(Figure collection entries)
- - - - - - -
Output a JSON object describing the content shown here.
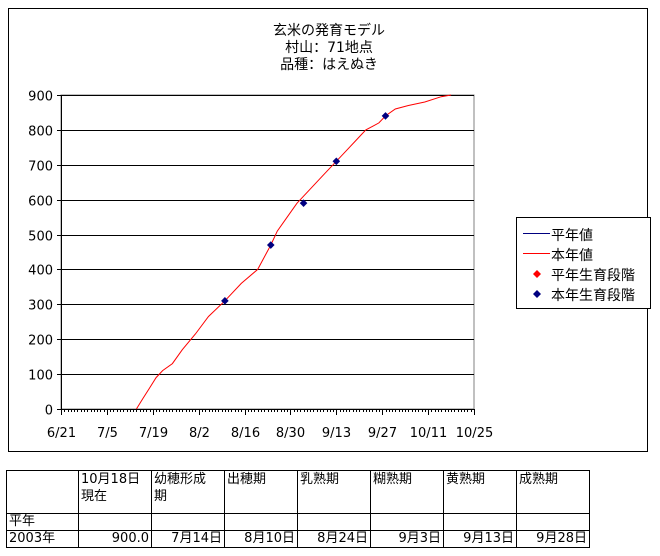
{
  "chart_data": {
    "type": "line",
    "title_lines": [
      "玄米の発育モデル",
      "村山：71地点",
      "品種：はえぬき"
    ],
    "xlabel": "",
    "ylabel": "",
    "x_tick_labels": [
      "6/21",
      "7/5",
      "7/19",
      "8/2",
      "8/16",
      "8/30",
      "9/13",
      "9/27",
      "10/11",
      "10/25"
    ],
    "xlim": [
      "6/21",
      "10/25"
    ],
    "ylim": [
      0,
      900
    ],
    "y_ticks": [
      0,
      100,
      200,
      300,
      400,
      500,
      600,
      700,
      800,
      900
    ],
    "grid": "horizontal",
    "legend_position": "right",
    "series": [
      {
        "name": "平年値",
        "kind": "line",
        "color": "#000080",
        "points": []
      },
      {
        "name": "本年値",
        "kind": "line",
        "color": "#ff0000",
        "points": [
          {
            "x": "7/14",
            "y": 0
          },
          {
            "x": "7/16",
            "y": 30
          },
          {
            "x": "7/18",
            "y": 60
          },
          {
            "x": "7/20",
            "y": 90
          },
          {
            "x": "7/22",
            "y": 110
          },
          {
            "x": "7/25",
            "y": 130
          },
          {
            "x": "7/28",
            "y": 170
          },
          {
            "x": "8/1",
            "y": 215
          },
          {
            "x": "8/5",
            "y": 265
          },
          {
            "x": "8/10",
            "y": 310
          },
          {
            "x": "8/15",
            "y": 360
          },
          {
            "x": "8/20",
            "y": 400
          },
          {
            "x": "8/24",
            "y": 470
          },
          {
            "x": "8/26",
            "y": 510
          },
          {
            "x": "8/29",
            "y": 550
          },
          {
            "x": "9/1",
            "y": 590
          },
          {
            "x": "9/5",
            "y": 630
          },
          {
            "x": "9/9",
            "y": 670
          },
          {
            "x": "9/13",
            "y": 710
          },
          {
            "x": "9/16",
            "y": 740
          },
          {
            "x": "9/19",
            "y": 770
          },
          {
            "x": "9/22",
            "y": 800
          },
          {
            "x": "9/24",
            "y": 810
          },
          {
            "x": "9/26",
            "y": 820
          },
          {
            "x": "9/28",
            "y": 840
          },
          {
            "x": "10/1",
            "y": 860
          },
          {
            "x": "10/5",
            "y": 870
          },
          {
            "x": "10/10",
            "y": 880
          },
          {
            "x": "10/15",
            "y": 895
          },
          {
            "x": "10/18",
            "y": 900
          }
        ]
      },
      {
        "name": "平年生育段階",
        "kind": "marker",
        "color": "#ff0000",
        "points": []
      },
      {
        "name": "本年生育段階",
        "kind": "marker",
        "color": "#000080",
        "points": [
          {
            "x": "8/10",
            "y": 310
          },
          {
            "x": "8/24",
            "y": 470
          },
          {
            "x": "9/3",
            "y": 590
          },
          {
            "x": "9/13",
            "y": 710
          },
          {
            "x": "9/28",
            "y": 840
          }
        ]
      }
    ]
  },
  "table": {
    "headers": [
      "",
      "10月18日\n現在",
      "幼穂形成\n期",
      "出穂期",
      "乳熟期",
      "糊熟期",
      "黄熟期",
      "成熟期"
    ],
    "rows": [
      [
        "平年",
        "",
        "",
        "",
        "",
        "",
        "",
        ""
      ],
      [
        "2003年",
        "900.0",
        "7月14日",
        "8月10日",
        "8月24日",
        "9月3日",
        "9月13日",
        "9月28日"
      ]
    ]
  }
}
- - - - - - -
▸ **WHAT THIS TASK INVOLVES**
Copy the data word for word. Pictures do not go in the copy.

▸ **TASK ANSWER**
Output a JSON object describing the content shown here.
{
  "chart_data": {
    "type": "line",
    "title_lines": [
      "玄米の発育モデル",
      "村山：71地点",
      "品種：はえぬき"
    ],
    "xlabel": "",
    "ylabel": "",
    "x_tick_labels": [
      "6/21",
      "7/5",
      "7/19",
      "8/2",
      "8/16",
      "8/30",
      "9/13",
      "9/27",
      "10/11",
      "10/25"
    ],
    "xlim": [
      "6/21",
      "10/25"
    ],
    "ylim": [
      0,
      900
    ],
    "y_ticks": [
      0,
      100,
      200,
      300,
      400,
      500,
      600,
      700,
      800,
      900
    ],
    "grid": "horizontal",
    "legend_position": "right",
    "series": [
      {
        "name": "平年値",
        "kind": "line",
        "color": "#000080",
        "points": []
      },
      {
        "name": "本年値",
        "kind": "line",
        "color": "#ff0000",
        "points": [
          {
            "x": "7/14",
            "y": 0
          },
          {
            "x": "7/16",
            "y": 30
          },
          {
            "x": "7/18",
            "y": 60
          },
          {
            "x": "7/20",
            "y": 90
          },
          {
            "x": "7/22",
            "y": 110
          },
          {
            "x": "7/25",
            "y": 130
          },
          {
            "x": "7/28",
            "y": 170
          },
          {
            "x": "8/1",
            "y": 215
          },
          {
            "x": "8/5",
            "y": 265
          },
          {
            "x": "8/10",
            "y": 310
          },
          {
            "x": "8/15",
            "y": 360
          },
          {
            "x": "8/20",
            "y": 400
          },
          {
            "x": "8/24",
            "y": 470
          },
          {
            "x": "8/26",
            "y": 510
          },
          {
            "x": "8/29",
            "y": 550
          },
          {
            "x": "9/1",
            "y": 590
          },
          {
            "x": "9/5",
            "y": 630
          },
          {
            "x": "9/9",
            "y": 670
          },
          {
            "x": "9/13",
            "y": 710
          },
          {
            "x": "9/16",
            "y": 740
          },
          {
            "x": "9/19",
            "y": 770
          },
          {
            "x": "9/22",
            "y": 800
          },
          {
            "x": "9/24",
            "y": 810
          },
          {
            "x": "9/26",
            "y": 820
          },
          {
            "x": "9/28",
            "y": 840
          },
          {
            "x": "10/1",
            "y": 860
          },
          {
            "x": "10/5",
            "y": 870
          },
          {
            "x": "10/10",
            "y": 880
          },
          {
            "x": "10/15",
            "y": 895
          },
          {
            "x": "10/18",
            "y": 900
          }
        ]
      },
      {
        "name": "平年生育段階",
        "kind": "marker",
        "color": "#ff0000",
        "points": []
      },
      {
        "name": "本年生育段階",
        "kind": "marker",
        "color": "#000080",
        "points": [
          {
            "x": "8/10",
            "y": 310
          },
          {
            "x": "8/24",
            "y": 470
          },
          {
            "x": "9/3",
            "y": 590
          },
          {
            "x": "9/13",
            "y": 710
          },
          {
            "x": "9/28",
            "y": 840
          }
        ]
      }
    ]
  },
  "table": {
    "headers": [
      "",
      "10月18日\n現在",
      "幼穂形成\n期",
      "出穂期",
      "乳熟期",
      "糊熟期",
      "黄熟期",
      "成熟期"
    ],
    "rows": [
      [
        "平年",
        "",
        "",
        "",
        "",
        "",
        "",
        ""
      ],
      [
        "2003年",
        "900.0",
        "7月14日",
        "8月10日",
        "8月24日",
        "9月3日",
        "9月13日",
        "9月28日"
      ]
    ]
  }
}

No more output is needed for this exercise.